GOAL: Please report every line from the material that contains the word "type".

RECORD LIST:
+ + + + + + +

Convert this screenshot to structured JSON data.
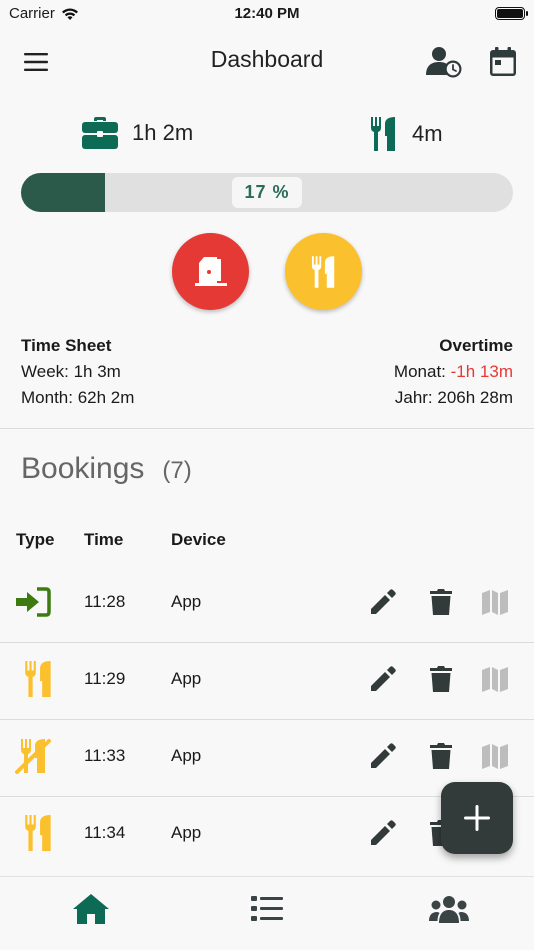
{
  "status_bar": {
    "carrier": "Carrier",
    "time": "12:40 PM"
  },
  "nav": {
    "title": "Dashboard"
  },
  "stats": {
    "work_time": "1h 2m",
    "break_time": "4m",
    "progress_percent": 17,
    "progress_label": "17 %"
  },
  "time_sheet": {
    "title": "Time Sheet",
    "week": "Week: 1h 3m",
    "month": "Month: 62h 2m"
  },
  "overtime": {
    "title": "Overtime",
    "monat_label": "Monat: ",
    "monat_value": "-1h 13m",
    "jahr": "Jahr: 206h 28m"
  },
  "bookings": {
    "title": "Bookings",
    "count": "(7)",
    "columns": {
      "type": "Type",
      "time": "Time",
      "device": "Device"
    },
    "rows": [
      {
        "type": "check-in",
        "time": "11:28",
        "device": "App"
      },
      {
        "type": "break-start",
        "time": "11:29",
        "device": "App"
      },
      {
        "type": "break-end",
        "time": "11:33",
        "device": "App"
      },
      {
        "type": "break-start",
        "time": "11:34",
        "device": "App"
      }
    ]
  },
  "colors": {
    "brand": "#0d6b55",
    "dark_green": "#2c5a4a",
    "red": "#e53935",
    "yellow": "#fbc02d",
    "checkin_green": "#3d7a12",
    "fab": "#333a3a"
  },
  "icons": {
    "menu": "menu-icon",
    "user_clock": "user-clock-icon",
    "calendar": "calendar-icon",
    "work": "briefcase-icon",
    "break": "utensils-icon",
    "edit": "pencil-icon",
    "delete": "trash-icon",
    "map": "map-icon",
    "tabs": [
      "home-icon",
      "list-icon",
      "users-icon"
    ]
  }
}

+ + + + + + +

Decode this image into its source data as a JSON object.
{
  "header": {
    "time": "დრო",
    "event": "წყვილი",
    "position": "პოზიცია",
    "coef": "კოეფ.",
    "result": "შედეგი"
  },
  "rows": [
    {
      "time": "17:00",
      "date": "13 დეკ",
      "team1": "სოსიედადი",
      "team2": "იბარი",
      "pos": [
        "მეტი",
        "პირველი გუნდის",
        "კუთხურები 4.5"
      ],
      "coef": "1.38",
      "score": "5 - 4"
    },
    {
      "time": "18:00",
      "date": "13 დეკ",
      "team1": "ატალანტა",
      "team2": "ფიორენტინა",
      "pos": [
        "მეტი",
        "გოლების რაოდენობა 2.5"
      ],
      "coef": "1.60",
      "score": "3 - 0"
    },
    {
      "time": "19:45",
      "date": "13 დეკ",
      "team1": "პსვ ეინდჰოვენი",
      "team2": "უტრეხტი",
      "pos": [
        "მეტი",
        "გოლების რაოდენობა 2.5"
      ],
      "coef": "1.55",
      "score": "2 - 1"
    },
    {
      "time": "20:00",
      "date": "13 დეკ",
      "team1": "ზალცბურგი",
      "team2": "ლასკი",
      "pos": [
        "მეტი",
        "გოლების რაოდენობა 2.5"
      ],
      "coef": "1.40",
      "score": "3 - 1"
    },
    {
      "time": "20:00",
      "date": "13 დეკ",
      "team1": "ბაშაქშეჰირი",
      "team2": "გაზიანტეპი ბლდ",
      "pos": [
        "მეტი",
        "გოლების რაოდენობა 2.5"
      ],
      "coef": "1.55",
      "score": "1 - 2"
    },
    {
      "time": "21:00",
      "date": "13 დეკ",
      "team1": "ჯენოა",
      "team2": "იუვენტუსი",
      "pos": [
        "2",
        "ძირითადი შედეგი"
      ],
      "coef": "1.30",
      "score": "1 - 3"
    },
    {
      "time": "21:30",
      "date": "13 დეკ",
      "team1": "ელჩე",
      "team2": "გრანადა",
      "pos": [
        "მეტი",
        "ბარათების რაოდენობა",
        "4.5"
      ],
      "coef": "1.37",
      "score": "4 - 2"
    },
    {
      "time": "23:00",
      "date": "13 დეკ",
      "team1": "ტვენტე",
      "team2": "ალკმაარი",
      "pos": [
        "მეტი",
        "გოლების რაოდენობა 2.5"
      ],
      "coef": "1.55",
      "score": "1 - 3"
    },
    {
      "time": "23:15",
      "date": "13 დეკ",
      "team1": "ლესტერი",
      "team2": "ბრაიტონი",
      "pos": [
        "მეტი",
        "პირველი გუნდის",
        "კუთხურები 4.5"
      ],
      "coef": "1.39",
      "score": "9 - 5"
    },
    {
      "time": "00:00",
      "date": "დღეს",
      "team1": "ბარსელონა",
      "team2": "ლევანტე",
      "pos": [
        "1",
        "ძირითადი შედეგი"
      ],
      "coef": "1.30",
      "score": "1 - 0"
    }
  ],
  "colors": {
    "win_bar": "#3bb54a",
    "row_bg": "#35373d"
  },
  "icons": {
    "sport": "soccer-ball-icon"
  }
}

+ + + + + + +

OUTPUT:
      "type": "Type",
        "type": "check-in",
        "type": "break-start",
        "type": "break-end",
        "type": "break-start",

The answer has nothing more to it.